## To be done
Determine the number of lines in the data that include the word "جامعة", and write only that number.

## Data for this task

** Start **

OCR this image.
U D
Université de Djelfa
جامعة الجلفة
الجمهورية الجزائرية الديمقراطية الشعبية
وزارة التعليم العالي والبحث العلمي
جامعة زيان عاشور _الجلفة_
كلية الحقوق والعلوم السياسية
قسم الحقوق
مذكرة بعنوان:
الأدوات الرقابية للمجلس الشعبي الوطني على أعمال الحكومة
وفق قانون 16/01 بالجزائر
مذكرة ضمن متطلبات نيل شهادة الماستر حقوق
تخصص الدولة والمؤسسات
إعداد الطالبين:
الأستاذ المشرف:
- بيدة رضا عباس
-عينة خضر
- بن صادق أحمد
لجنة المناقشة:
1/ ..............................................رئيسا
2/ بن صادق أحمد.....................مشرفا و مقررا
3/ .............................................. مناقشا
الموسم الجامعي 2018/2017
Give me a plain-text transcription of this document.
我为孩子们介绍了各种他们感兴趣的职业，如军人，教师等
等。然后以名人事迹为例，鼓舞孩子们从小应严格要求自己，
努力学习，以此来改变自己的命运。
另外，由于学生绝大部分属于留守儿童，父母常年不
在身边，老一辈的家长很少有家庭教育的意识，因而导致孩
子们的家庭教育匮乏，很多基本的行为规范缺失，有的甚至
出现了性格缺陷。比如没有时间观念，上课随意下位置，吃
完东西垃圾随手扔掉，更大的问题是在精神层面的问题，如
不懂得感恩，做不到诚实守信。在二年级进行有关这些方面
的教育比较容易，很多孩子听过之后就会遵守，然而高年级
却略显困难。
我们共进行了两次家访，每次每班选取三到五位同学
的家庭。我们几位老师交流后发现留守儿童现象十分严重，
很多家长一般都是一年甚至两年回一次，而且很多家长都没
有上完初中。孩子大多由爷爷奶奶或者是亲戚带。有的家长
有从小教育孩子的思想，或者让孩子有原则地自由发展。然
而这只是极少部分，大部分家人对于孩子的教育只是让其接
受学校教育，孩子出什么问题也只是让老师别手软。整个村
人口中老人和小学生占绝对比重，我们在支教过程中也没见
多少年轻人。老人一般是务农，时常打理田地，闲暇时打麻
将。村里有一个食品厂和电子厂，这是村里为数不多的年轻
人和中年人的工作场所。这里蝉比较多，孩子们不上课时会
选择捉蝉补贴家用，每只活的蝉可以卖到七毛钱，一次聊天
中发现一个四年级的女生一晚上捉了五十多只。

** End **

## Reply
2